━━ Stored rows

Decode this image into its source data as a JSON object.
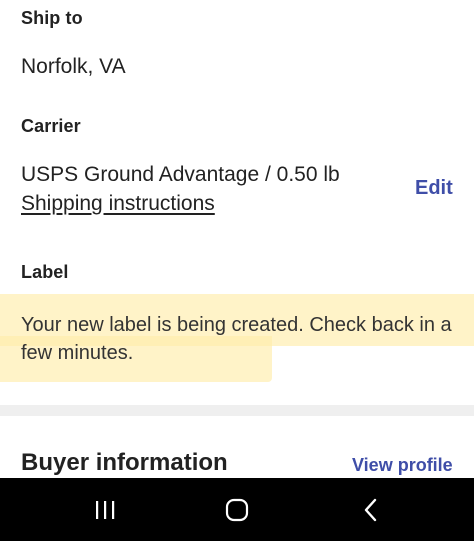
{
  "ship_to": {
    "heading": "Ship to",
    "location": "Norfolk, VA"
  },
  "carrier": {
    "heading": "Carrier",
    "service": "USPS Ground Advantage / 0.50 lb",
    "instructions_link": "Shipping instructions",
    "edit_label": "Edit"
  },
  "label_section": {
    "heading": "Label",
    "message": "Your new label is being created.  Check back in a few minutes.",
    "highlight_color": "#FFECAA"
  },
  "buyer": {
    "heading": "Buyer information",
    "view_profile_label": "View profile"
  },
  "system_nav": {
    "icons": [
      "recents-icon",
      "home-icon",
      "back-icon"
    ]
  },
  "colors": {
    "link": "#3F4EA8",
    "divider": "#EFEFEF",
    "nav_bar": "#000000"
  }
}
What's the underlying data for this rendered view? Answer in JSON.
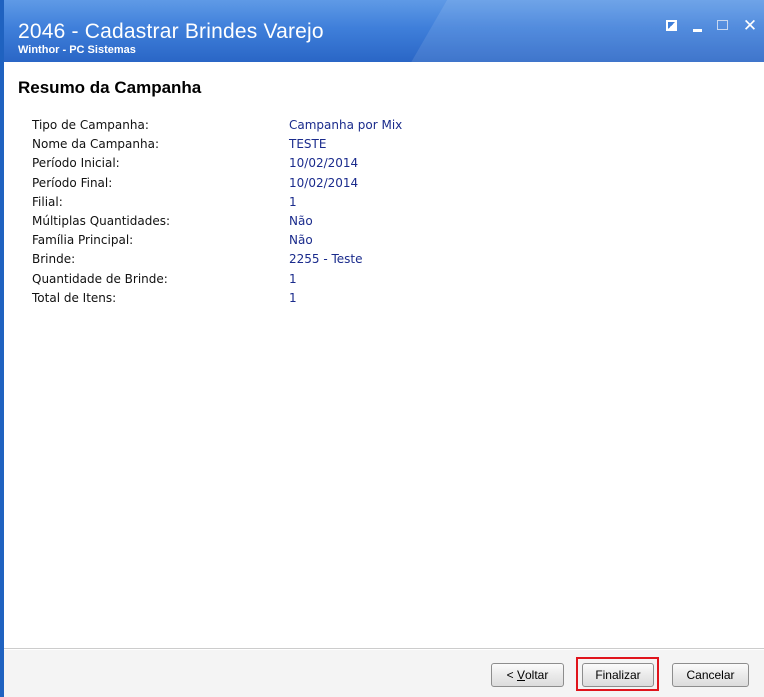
{
  "window": {
    "title": "2046 - Cadastrar Brindes Varejo",
    "subtitle": "Winthor - PC Sistemas",
    "controls": [
      "restore-icon",
      "minimize-icon",
      "maximize-icon",
      "close-icon"
    ],
    "close_glyph": "✕"
  },
  "summary": {
    "heading": "Resumo da Campanha",
    "rows": [
      {
        "label": "Tipo de Campanha:",
        "value": "Campanha por Mix"
      },
      {
        "label": "Nome da Campanha:",
        "value": "TESTE"
      },
      {
        "label": "Período Inicial:",
        "value": "10/02/2014"
      },
      {
        "label": "Período Final:",
        "value": "10/02/2014"
      },
      {
        "label": "Filial:",
        "value": "1"
      },
      {
        "label": "Múltiplas Quantidades:",
        "value": "Não"
      },
      {
        "label": "Família Principal:",
        "value": "Não"
      },
      {
        "label": "Brinde:",
        "value": "2255 - Teste"
      },
      {
        "label": "Quantidade de Brinde:",
        "value": "1"
      },
      {
        "label": "Total de Itens:",
        "value": "1"
      }
    ]
  },
  "buttons": {
    "voltar_prefix": "< ",
    "voltar_mnemonic": "V",
    "voltar_rest": "oltar",
    "finalizar": "Finalizar",
    "cancelar": "Cancelar"
  },
  "colors": {
    "titlebar": "#3f7fda",
    "value_text": "#1a2b8c",
    "highlight": "#e0141c"
  }
}
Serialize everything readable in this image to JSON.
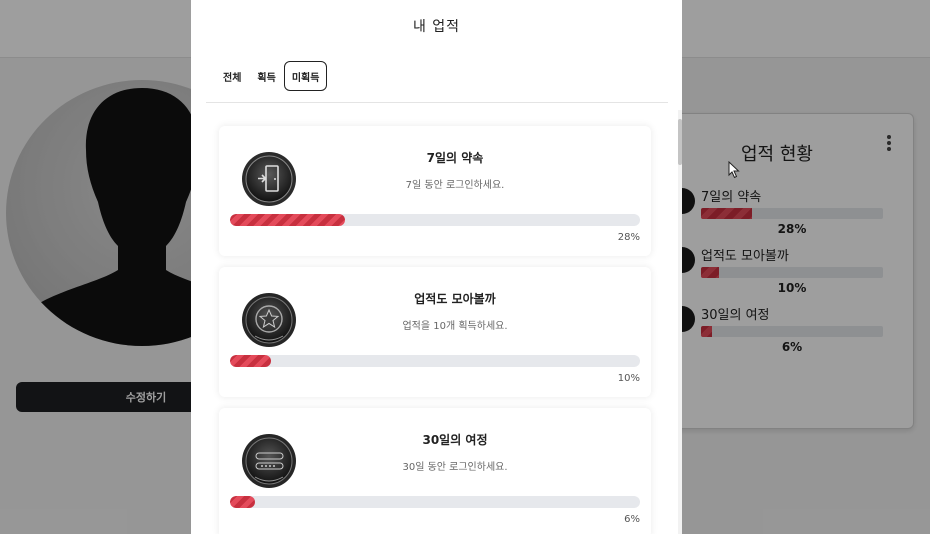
{
  "background": {
    "edit_button_label": "수정하기",
    "stats_card": {
      "title": "업적 현황",
      "menu_icon": "kebab-icon",
      "items": [
        {
          "label": "7일의 약속",
          "progress": 0.28,
          "percent_text": "28%"
        },
        {
          "label": "업적도 모아볼까",
          "progress": 0.1,
          "percent_text": "10%"
        },
        {
          "label": "30일의 여정",
          "progress": 0.06,
          "percent_text": "6%"
        }
      ]
    }
  },
  "modal": {
    "title": "내 업적",
    "tabs": [
      {
        "label": "전체",
        "active": false
      },
      {
        "label": "획득",
        "active": false
      },
      {
        "label": "미획득",
        "active": true
      }
    ],
    "achievements": [
      {
        "title": "7일의 약속",
        "description": "7일 동안 로그인하세요.",
        "progress": 0.28,
        "percent_text": "28%",
        "icon": "door-exit-badge-icon"
      },
      {
        "title": "업적도 모아볼까",
        "description": "업적을 10개 획득하세요.",
        "progress": 0.1,
        "percent_text": "10%",
        "icon": "star-badge-icon"
      },
      {
        "title": "30일의 여정",
        "description": "30일 동안 로그인하세요.",
        "progress": 0.06,
        "percent_text": "6%",
        "icon": "login-password-badge-icon"
      }
    ]
  },
  "colors": {
    "progress_fill": "#d93a49",
    "progress_track": "#e6e8ec",
    "overlay": "rgba(0,0,0,0.38)",
    "button_dark": "#1e1f22"
  }
}
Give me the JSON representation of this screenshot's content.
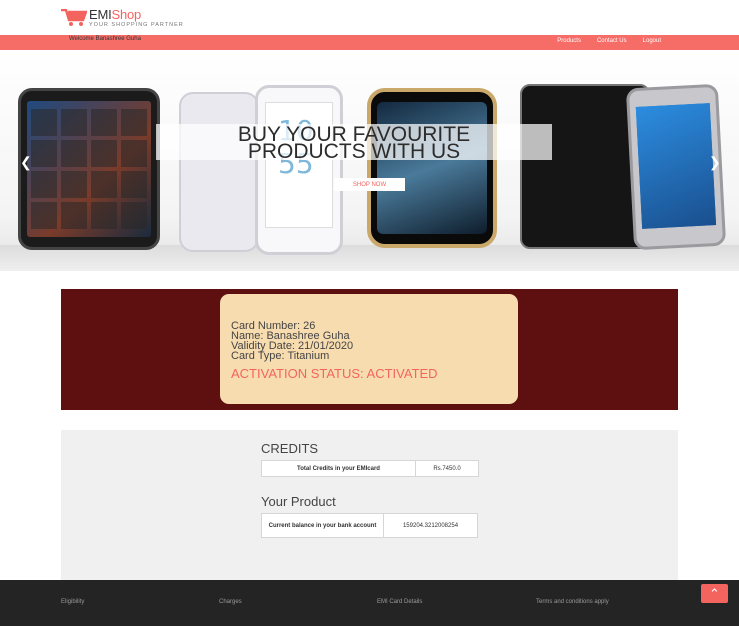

━━━━

Task description:
In the records above, locate the line containing "Serialize everything readable", then copy exactly that line and every line after it through the end, omitting pictures.

Solution to this task:
Serialize everything readable in this image to JSON.
{
  "background": {
    "edit_button_label": "수정하기",
    "stats_card": {
      "title": "업적 현황",
      "menu_icon": "kebab-icon",
      "items": [
        {
          "label": "7일의 약속",
          "progress": 0.28,
          "percent_text": "28%"
        },
        {
          "label": "업적도 모아볼까",
          "progress": 0.1,
          "percent_text": "10%"
        },
        {
          "label": "30일의 여정",
          "progress": 0.06,
          "percent_text": "6%"
        }
      ]
    }
  },
  "modal": {
    "title": "내 업적",
    "tabs": [
      {
        "label": "전체",
        "active": false
      },
      {
        "label": "획득",
        "active": false
      },
      {
        "label": "미획득",
        "active": true
      }
    ],
    "achievements": [
      {
        "title": "7일의 약속",
        "description": "7일 동안 로그인하세요.",
        "progress": 0.28,
        "percent_text": "28%",
        "icon": "door-exit-badge-icon"
      },
      {
        "title": "업적도 모아볼까",
        "description": "업적을 10개 획득하세요.",
        "progress": 0.1,
        "percent_text": "10%",
        "icon": "star-badge-icon"
      },
      {
        "title": "30일의 여정",
        "description": "30일 동안 로그인하세요.",
        "progress": 0.06,
        "percent_text": "6%",
        "icon": "login-password-badge-icon"
      }
    ]
  },
  "colors": {
    "progress_fill": "#d93a49",
    "progress_track": "#e6e8ec",
    "overlay": "rgba(0,0,0,0.38)",
    "button_dark": "#1e1f22"
  }
}
Give me the JSON representation of this screenshot's content.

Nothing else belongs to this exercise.